Dataset records:
################
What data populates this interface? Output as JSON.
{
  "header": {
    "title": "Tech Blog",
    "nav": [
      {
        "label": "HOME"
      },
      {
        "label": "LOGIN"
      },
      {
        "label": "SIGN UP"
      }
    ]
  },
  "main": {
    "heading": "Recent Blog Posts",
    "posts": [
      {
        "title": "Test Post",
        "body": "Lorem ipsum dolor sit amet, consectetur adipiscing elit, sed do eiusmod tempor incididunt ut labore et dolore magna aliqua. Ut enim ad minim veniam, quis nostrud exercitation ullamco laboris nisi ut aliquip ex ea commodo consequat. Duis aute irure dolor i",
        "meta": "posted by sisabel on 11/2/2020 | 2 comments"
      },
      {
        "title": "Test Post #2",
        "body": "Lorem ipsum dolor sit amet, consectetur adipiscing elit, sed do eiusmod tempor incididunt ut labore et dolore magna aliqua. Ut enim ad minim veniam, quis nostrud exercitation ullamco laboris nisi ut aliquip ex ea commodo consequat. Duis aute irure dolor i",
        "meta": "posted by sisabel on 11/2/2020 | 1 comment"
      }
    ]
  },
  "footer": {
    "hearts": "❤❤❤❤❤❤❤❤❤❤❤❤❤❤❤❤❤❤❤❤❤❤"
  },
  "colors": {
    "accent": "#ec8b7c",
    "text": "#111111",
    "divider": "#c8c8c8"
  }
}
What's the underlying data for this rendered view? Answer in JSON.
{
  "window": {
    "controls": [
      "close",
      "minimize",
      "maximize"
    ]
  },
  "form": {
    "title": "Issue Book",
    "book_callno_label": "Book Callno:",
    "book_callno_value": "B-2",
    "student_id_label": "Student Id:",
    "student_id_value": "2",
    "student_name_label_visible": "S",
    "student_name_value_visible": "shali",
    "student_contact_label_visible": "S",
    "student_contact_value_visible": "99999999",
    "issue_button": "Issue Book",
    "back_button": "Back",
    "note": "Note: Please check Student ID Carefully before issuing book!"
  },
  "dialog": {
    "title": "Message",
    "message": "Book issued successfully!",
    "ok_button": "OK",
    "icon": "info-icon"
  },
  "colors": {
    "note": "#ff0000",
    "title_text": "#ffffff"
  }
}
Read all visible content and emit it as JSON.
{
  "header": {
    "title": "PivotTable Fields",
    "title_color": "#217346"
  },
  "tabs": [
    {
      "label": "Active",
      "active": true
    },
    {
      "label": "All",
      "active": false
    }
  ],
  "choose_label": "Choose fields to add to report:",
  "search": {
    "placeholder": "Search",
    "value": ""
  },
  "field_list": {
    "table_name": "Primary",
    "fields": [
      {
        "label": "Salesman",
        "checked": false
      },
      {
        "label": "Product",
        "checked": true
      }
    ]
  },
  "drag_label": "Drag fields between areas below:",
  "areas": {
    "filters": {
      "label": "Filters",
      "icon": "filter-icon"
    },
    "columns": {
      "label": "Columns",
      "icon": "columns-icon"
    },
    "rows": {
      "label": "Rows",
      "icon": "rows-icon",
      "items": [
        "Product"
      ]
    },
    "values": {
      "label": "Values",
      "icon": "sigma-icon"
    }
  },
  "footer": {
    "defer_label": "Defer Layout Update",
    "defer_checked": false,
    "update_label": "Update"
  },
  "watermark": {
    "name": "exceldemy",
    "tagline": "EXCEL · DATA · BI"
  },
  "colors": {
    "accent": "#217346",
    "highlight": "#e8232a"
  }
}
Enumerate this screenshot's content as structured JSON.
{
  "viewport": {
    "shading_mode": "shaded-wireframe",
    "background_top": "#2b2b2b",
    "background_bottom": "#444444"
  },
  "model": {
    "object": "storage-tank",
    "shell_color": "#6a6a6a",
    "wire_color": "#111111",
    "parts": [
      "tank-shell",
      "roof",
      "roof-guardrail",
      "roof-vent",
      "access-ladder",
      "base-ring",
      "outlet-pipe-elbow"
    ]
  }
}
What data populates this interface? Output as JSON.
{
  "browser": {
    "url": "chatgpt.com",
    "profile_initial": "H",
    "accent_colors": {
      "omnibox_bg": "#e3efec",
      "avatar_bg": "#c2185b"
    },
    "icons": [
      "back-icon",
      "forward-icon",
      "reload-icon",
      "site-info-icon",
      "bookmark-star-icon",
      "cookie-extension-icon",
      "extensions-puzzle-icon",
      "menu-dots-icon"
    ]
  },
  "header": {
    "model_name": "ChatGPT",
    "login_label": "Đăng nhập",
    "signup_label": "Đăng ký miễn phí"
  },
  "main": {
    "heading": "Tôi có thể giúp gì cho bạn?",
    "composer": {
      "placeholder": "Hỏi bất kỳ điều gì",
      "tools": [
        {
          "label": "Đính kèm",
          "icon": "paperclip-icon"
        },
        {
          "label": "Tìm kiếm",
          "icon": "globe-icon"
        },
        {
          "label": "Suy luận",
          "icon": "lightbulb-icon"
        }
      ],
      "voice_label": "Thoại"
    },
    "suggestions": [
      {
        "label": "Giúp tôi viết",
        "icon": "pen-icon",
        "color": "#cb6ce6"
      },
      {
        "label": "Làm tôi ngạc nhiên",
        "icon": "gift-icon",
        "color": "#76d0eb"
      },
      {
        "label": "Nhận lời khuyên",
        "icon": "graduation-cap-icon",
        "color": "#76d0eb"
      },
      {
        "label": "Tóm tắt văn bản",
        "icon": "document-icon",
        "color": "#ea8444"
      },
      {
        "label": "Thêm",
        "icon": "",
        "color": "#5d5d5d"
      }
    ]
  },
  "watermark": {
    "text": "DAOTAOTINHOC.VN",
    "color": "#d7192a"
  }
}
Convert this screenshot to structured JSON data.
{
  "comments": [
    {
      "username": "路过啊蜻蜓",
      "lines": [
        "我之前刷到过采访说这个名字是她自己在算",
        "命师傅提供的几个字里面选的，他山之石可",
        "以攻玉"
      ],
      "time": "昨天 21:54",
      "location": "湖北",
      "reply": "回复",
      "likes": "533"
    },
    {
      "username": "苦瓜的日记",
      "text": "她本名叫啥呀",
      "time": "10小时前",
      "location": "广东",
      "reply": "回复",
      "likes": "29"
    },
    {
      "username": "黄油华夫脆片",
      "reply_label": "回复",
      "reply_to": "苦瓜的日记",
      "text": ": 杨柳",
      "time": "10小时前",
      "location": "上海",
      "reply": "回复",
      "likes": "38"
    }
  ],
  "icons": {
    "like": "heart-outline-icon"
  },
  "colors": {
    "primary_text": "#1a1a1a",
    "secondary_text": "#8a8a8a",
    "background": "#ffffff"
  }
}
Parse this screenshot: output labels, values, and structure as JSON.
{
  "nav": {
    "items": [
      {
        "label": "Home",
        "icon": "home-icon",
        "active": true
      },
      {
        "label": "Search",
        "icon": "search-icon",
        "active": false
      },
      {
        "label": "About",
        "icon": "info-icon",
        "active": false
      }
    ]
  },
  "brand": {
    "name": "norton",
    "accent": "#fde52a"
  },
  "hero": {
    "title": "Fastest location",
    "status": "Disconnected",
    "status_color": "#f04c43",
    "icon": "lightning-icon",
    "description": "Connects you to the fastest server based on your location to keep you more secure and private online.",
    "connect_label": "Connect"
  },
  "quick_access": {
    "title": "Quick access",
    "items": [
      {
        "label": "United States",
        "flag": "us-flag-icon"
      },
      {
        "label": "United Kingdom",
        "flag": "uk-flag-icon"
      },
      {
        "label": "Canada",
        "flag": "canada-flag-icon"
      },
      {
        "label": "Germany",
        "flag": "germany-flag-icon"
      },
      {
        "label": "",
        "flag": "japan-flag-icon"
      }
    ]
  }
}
################
* [INSTRUCTIONS TO FOLLOW] Output only the lines from the one holding "Parse this screenshot: output" through the last line above, exactly as they appear.

* [CORRECT RESULT]
Parse this screenshot: output labels, values, and structure as JSON.
{
  "nav": {
    "items": [
      {
        "label": "Home",
        "icon": "home-icon",
        "active": true
      },
      {
        "label": "Search",
        "icon": "search-icon",
        "active": false
      },
      {
        "label": "About",
        "icon": "info-icon",
        "active": false
      }
    ]
  },
  "brand": {
    "name": "norton",
    "accent": "#fde52a"
  },
  "hero": {
    "title": "Fastest location",
    "status": "Disconnected",
    "status_color": "#f04c43",
    "icon": "lightning-icon",
    "description": "Connects you to the fastest server based on your location to keep you more secure and private online.",
    "connect_label": "Connect"
  },
  "quick_access": {
    "title": "Quick access",
    "items": [
      {
        "label": "United States",
        "flag": "us-flag-icon"
      },
      {
        "label": "United Kingdom",
        "flag": "uk-flag-icon"
      },
      {
        "label": "Canada",
        "flag": "canada-flag-icon"
      },
      {
        "label": "Germany",
        "flag": "germany-flag-icon"
      },
      {
        "label": "",
        "flag": "japan-flag-icon"
      }
    ]
  }
}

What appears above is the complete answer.